### WHAT YOU ARE ASKED TO DO
Reproduce this listing in full.

Dataset excerpt:
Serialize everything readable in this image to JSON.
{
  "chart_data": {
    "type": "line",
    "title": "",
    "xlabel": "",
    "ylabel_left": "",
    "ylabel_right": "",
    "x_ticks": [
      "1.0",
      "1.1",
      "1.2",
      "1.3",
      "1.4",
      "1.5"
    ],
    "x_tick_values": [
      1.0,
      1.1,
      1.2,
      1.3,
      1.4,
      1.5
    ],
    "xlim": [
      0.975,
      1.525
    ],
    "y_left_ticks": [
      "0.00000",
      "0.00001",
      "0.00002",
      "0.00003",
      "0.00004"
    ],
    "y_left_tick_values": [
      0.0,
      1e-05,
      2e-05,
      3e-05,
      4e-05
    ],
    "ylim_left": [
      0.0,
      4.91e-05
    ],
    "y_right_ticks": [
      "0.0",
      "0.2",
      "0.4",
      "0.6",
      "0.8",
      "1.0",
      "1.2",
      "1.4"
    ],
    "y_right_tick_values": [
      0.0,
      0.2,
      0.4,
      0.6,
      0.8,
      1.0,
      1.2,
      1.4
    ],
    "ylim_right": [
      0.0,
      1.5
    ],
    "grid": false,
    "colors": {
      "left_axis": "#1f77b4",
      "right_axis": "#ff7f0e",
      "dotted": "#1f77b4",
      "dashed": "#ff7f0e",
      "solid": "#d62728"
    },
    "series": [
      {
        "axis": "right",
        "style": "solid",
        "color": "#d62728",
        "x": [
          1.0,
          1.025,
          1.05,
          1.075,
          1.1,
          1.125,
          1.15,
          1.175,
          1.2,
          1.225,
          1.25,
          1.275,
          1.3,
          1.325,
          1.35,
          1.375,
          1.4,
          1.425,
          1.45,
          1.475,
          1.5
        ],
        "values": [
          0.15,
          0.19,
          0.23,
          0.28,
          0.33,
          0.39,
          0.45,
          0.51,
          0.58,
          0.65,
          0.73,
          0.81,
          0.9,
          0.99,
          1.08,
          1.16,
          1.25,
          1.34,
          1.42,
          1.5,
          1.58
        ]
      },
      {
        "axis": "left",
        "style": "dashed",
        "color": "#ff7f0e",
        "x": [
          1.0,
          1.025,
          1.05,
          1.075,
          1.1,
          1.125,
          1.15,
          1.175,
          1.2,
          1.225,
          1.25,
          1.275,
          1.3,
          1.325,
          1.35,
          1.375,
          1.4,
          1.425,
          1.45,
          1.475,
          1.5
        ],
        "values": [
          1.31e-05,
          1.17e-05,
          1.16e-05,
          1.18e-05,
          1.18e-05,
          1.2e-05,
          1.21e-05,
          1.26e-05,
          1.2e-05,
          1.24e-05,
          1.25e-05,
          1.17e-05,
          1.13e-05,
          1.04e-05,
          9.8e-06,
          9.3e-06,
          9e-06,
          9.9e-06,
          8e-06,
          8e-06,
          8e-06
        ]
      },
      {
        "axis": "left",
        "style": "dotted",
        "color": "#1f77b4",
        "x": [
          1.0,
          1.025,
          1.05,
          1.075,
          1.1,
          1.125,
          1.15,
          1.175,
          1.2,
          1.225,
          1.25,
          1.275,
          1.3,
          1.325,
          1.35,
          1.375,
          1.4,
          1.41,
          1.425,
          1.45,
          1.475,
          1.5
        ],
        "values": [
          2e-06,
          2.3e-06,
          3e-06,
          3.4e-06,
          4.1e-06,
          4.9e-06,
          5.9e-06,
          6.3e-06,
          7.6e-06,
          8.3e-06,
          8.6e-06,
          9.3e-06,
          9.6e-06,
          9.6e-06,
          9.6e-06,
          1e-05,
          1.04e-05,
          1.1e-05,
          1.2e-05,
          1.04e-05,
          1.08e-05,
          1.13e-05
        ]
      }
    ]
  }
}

### SOLUTION TO THIS EXERCISE
Serialize everything readable in this image to JSON.
{
  "chart_data": {
    "type": "line",
    "title": "",
    "xlabel": "",
    "ylabel_left": "",
    "ylabel_right": "",
    "x_ticks": [
      "1.0",
      "1.1",
      "1.2",
      "1.3",
      "1.4",
      "1.5"
    ],
    "x_tick_values": [
      1.0,
      1.1,
      1.2,
      1.3,
      1.4,
      1.5
    ],
    "xlim": [
      0.975,
      1.525
    ],
    "y_left_ticks": [
      "0.00000",
      "0.00001",
      "0.00002",
      "0.00003",
      "0.00004"
    ],
    "y_left_tick_values": [
      0.0,
      1e-05,
      2e-05,
      3e-05,
      4e-05
    ],
    "ylim_left": [
      0.0,
      4.91e-05
    ],
    "y_right_ticks": [
      "0.0",
      "0.2",
      "0.4",
      "0.6",
      "0.8",
      "1.0",
      "1.2",
      "1.4"
    ],
    "y_right_tick_values": [
      0.0,
      0.2,
      0.4,
      0.6,
      0.8,
      1.0,
      1.2,
      1.4
    ],
    "ylim_right": [
      0.0,
      1.5
    ],
    "grid": false,
    "colors": {
      "left_axis": "#1f77b4",
      "right_axis": "#ff7f0e",
      "dotted": "#1f77b4",
      "dashed": "#ff7f0e",
      "solid": "#d62728"
    },
    "series": [
      {
        "axis": "right",
        "style": "solid",
        "color": "#d62728",
        "x": [
          1.0,
          1.025,
          1.05,
          1.075,
          1.1,
          1.125,
          1.15,
          1.175,
          1.2,
          1.225,
          1.25,
          1.275,
          1.3,
          1.325,
          1.35,
          1.375,
          1.4,
          1.425,
          1.45,
          1.475,
          1.5
        ],
        "values": [
          0.15,
          0.19,
          0.23,
          0.28,
          0.33,
          0.39,
          0.45,
          0.51,
          0.58,
          0.65,
          0.73,
          0.81,
          0.9,
          0.99,
          1.08,
          1.16,
          1.25,
          1.34,
          1.42,
          1.5,
          1.58
        ]
      },
      {
        "axis": "left",
        "style": "dashed",
        "color": "#ff7f0e",
        "x": [
          1.0,
          1.025,
          1.05,
          1.075,
          1.1,
          1.125,
          1.15,
          1.175,
          1.2,
          1.225,
          1.25,
          1.275,
          1.3,
          1.325,
          1.35,
          1.375,
          1.4,
          1.425,
          1.45,
          1.475,
          1.5
        ],
        "values": [
          1.31e-05,
          1.17e-05,
          1.16e-05,
          1.18e-05,
          1.18e-05,
          1.2e-05,
          1.21e-05,
          1.26e-05,
          1.2e-05,
          1.24e-05,
          1.25e-05,
          1.17e-05,
          1.13e-05,
          1.04e-05,
          9.8e-06,
          9.3e-06,
          9e-06,
          9.9e-06,
          8e-06,
          8e-06,
          8e-06
        ]
      },
      {
        "axis": "left",
        "style": "dotted",
        "color": "#1f77b4",
        "x": [
          1.0,
          1.025,
          1.05,
          1.075,
          1.1,
          1.125,
          1.15,
          1.175,
          1.2,
          1.225,
          1.25,
          1.275,
          1.3,
          1.325,
          1.35,
          1.375,
          1.4,
          1.41,
          1.425,
          1.45,
          1.475,
          1.5
        ],
        "values": [
          2e-06,
          2.3e-06,
          3e-06,
          3.4e-06,
          4.1e-06,
          4.9e-06,
          5.9e-06,
          6.3e-06,
          7.6e-06,
          8.3e-06,
          8.6e-06,
          9.3e-06,
          9.6e-06,
          9.6e-06,
          9.6e-06,
          1e-05,
          1.04e-05,
          1.1e-05,
          1.2e-05,
          1.04e-05,
          1.08e-05,
          1.13e-05
        ]
      }
    ]
  }
}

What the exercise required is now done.